**Dataset entries:**
------------------------------------------------------------------------

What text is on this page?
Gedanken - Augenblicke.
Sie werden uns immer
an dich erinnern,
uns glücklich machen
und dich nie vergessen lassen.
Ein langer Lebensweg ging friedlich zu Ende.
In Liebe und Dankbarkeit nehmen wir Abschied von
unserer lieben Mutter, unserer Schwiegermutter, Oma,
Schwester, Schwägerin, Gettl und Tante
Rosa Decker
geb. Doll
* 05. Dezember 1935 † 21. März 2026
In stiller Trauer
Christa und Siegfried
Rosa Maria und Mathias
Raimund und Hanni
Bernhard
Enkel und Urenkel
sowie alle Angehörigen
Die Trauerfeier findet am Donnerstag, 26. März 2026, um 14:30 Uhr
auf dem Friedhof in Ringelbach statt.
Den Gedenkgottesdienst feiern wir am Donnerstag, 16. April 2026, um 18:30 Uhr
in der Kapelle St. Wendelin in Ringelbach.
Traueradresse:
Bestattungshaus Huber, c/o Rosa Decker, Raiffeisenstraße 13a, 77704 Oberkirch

------------------------------------------------------------------------

**EXERCISE OBJECTIVE:** Faithfully reproduce all of the records, character for character.

**CORRECT OUTPUT:**
What text is on this page?
Gedanken - Augenblicke.
Sie werden uns immer
an dich erinnern,
uns glücklich machen
und dich nie vergessen lassen.
Ein langer Lebensweg ging friedlich zu Ende.
In Liebe und Dankbarkeit nehmen wir Abschied von
unserer lieben Mutter, unserer Schwiegermutter, Oma,
Schwester, Schwägerin, Gettl und Tante
Rosa Decker
geb. Doll
* 05. Dezember 1935 † 21. März 2026
In stiller Trauer
Christa und Siegfried
Rosa Maria und Mathias
Raimund und Hanni
Bernhard
Enkel und Urenkel
sowie alle Angehörigen
Die Trauerfeier findet am Donnerstag, 26. März 2026, um 14:30 Uhr
auf dem Friedhof in Ringelbach statt.
Den Gedenkgottesdienst feiern wir am Donnerstag, 16. April 2026, um 18:30 Uhr
in der Kapelle St. Wendelin in Ringelbach.
Traueradresse:
Bestattungshaus Huber, c/o Rosa Decker, Raiffeisenstraße 13a, 77704 Oberkirch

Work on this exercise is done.